EXERCISE — Lines before the one containing "OCR this image." are excluded; retype that line and all remaining lines of the material exactly.

Data records
--

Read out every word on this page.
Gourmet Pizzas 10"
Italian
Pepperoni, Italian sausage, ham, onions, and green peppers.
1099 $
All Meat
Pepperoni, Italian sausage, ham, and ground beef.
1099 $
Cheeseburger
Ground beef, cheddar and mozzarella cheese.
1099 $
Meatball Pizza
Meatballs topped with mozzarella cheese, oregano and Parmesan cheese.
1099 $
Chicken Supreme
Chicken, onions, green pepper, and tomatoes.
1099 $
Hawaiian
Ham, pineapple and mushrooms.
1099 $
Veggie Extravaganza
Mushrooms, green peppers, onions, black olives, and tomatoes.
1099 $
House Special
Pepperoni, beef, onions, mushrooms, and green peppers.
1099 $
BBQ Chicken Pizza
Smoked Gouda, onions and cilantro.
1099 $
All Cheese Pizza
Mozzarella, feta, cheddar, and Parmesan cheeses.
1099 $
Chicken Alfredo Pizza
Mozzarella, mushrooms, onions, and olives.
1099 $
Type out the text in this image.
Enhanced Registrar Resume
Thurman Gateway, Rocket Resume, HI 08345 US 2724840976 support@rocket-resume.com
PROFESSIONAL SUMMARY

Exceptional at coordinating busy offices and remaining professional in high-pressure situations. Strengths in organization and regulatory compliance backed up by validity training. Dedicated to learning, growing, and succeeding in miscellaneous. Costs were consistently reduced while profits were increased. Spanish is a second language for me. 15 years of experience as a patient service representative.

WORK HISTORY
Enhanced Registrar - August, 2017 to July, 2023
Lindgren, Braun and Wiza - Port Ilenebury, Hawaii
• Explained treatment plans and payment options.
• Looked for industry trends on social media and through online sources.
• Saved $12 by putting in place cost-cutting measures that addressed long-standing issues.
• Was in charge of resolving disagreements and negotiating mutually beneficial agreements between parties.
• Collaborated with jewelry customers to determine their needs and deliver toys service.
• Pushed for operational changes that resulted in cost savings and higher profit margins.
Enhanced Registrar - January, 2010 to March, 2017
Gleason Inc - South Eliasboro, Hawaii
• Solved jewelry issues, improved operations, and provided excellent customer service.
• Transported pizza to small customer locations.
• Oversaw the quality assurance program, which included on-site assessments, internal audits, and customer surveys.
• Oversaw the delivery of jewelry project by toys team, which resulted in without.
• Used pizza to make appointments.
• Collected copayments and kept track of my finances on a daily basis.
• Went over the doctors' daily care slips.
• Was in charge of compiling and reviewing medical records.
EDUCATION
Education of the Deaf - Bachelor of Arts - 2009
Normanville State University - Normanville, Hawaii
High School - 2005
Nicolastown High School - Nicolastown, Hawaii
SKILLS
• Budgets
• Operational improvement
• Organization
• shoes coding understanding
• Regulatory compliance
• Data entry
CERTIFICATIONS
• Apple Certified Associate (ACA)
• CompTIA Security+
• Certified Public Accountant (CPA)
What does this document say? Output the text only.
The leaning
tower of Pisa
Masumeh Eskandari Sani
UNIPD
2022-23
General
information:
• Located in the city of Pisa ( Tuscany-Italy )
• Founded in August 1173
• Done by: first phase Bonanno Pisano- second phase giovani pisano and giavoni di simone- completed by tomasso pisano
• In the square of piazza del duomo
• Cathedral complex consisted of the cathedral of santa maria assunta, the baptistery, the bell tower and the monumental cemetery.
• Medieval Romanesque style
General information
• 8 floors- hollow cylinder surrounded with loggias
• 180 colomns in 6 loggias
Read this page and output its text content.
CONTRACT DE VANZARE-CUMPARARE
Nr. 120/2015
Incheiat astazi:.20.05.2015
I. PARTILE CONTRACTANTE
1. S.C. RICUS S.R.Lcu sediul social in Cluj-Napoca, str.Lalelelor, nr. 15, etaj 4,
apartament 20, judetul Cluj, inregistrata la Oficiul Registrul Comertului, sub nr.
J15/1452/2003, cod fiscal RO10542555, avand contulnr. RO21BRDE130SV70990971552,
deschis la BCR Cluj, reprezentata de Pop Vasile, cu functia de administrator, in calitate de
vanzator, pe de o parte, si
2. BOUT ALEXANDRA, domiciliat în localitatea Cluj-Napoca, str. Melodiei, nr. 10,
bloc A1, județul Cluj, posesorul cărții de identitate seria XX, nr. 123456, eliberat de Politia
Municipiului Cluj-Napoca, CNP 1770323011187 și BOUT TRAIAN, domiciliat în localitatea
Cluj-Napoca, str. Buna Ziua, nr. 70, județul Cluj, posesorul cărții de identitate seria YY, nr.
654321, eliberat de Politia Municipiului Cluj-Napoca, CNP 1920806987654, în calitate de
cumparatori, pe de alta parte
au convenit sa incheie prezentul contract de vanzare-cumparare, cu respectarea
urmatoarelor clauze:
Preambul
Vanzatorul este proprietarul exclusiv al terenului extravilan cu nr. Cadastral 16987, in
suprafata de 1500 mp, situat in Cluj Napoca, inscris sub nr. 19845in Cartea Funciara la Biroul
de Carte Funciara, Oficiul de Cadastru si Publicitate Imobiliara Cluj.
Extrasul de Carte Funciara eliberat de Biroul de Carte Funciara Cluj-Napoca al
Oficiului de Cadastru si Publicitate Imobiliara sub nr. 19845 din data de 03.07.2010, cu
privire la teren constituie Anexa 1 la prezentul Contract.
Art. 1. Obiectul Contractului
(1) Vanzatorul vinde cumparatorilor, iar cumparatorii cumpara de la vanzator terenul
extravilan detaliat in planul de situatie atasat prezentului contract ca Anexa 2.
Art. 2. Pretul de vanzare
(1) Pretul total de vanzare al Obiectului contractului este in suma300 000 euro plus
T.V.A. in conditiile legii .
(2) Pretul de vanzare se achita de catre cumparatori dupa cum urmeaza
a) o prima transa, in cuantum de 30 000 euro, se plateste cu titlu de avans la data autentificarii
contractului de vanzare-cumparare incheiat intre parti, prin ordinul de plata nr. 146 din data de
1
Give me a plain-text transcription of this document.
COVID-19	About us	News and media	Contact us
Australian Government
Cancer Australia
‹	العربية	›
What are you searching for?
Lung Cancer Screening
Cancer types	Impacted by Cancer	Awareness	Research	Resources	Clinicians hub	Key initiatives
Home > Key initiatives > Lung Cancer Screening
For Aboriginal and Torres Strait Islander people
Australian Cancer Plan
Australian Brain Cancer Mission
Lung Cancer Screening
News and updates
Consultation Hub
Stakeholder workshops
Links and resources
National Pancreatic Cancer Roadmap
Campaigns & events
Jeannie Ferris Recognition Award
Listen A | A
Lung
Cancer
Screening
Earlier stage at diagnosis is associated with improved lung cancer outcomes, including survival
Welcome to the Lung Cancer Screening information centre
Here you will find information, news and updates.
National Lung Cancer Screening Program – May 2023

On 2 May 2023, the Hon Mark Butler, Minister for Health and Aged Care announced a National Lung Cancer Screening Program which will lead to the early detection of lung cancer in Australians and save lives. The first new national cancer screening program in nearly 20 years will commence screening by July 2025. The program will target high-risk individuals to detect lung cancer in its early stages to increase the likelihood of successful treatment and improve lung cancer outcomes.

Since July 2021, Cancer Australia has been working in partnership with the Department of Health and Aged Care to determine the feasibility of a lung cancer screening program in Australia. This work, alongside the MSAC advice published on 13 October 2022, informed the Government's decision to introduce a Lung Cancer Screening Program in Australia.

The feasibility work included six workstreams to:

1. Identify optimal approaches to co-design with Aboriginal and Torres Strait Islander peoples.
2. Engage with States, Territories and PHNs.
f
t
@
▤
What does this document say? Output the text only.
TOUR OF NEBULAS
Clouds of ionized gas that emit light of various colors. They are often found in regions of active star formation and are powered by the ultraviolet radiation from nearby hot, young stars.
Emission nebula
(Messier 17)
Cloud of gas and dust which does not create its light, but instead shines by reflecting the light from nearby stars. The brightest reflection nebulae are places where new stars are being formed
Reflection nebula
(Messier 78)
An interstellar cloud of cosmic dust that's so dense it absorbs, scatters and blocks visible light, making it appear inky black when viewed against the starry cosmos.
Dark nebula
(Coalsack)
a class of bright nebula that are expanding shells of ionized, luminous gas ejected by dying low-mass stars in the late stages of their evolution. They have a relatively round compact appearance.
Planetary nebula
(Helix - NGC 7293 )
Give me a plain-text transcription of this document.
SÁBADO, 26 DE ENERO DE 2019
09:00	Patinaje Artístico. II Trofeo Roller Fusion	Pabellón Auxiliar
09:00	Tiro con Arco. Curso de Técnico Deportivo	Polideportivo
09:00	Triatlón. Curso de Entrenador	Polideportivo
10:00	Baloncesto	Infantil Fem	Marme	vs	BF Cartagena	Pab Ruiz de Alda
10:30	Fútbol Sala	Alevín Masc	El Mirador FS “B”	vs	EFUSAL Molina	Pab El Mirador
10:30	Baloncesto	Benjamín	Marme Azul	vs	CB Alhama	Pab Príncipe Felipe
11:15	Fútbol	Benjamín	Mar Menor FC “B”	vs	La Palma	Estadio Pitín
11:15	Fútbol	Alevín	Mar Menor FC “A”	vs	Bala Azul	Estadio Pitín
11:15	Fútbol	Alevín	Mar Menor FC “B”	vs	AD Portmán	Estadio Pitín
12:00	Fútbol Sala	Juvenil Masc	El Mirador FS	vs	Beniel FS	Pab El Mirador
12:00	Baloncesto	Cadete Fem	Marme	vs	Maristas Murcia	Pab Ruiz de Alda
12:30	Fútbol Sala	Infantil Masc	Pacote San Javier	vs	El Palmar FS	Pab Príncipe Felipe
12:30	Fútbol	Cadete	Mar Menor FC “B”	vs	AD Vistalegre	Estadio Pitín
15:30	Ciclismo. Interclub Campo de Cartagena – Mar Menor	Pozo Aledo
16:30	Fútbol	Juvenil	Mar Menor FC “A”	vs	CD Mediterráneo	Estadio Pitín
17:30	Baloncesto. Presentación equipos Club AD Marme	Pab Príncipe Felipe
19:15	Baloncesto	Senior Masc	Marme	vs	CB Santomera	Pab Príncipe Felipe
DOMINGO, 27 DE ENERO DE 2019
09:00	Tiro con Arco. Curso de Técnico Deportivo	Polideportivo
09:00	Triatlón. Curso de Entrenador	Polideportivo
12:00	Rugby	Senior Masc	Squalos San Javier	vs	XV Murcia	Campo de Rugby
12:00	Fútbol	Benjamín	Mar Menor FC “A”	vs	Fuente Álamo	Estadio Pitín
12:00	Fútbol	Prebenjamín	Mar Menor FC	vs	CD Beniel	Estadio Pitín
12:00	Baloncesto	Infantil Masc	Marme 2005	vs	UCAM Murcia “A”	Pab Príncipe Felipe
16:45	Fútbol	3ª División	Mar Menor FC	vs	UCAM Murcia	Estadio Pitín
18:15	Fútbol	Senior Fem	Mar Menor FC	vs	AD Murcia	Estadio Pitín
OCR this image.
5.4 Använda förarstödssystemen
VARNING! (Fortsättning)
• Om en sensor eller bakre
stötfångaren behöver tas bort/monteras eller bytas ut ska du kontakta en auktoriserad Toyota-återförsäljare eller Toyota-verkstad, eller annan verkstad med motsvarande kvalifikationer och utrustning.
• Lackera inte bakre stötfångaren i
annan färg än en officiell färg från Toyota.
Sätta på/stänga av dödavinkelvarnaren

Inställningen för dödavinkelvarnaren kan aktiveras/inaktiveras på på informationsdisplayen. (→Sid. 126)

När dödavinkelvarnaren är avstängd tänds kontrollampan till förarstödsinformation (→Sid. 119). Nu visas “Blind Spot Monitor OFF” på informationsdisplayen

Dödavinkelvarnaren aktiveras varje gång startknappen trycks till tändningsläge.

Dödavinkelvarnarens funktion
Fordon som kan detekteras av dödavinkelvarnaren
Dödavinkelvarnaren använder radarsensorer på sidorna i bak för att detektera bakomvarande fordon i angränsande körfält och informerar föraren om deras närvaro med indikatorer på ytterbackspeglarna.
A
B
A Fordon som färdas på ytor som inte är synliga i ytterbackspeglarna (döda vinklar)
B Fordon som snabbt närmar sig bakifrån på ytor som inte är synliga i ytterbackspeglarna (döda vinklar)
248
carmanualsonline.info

--

WRITTEN RESPONSE —
OCR this image.
5.4 Använda förarstödssystemen
VARNING! (Fortsättning)
• Om en sensor eller bakre
stötfångaren behöver tas bort/monteras eller bytas ut ska du kontakta en auktoriserad Toyota-återförsäljare eller Toyota-verkstad, eller annan verkstad med motsvarande kvalifikationer och utrustning.
• Lackera inte bakre stötfångaren i
annan färg än en officiell färg från Toyota.
Sätta på/stänga av dödavinkelvarnaren

Inställningen för dödavinkelvarnaren kan aktiveras/inaktiveras på på informationsdisplayen. (→Sid. 126)

När dödavinkelvarnaren är avstängd tänds kontrollampan till förarstödsinformation (→Sid. 119). Nu visas “Blind Spot Monitor OFF” på informationsdisplayen

Dödavinkelvarnaren aktiveras varje gång startknappen trycks till tändningsläge.

Dödavinkelvarnarens funktion
Fordon som kan detekteras av dödavinkelvarnaren
Dödavinkelvarnaren använder radarsensorer på sidorna i bak för att detektera bakomvarande fordon i angränsande körfält och informerar föraren om deras närvaro med indikatorer på ytterbackspeglarna.
A
B
A Fordon som färdas på ytor som inte är synliga i ytterbackspeglarna (döda vinklar)
B Fordon som snabbt närmar sig bakifrån på ytor som inte är synliga i ytterbackspeglarna (döda vinklar)
248
carmanualsonline.info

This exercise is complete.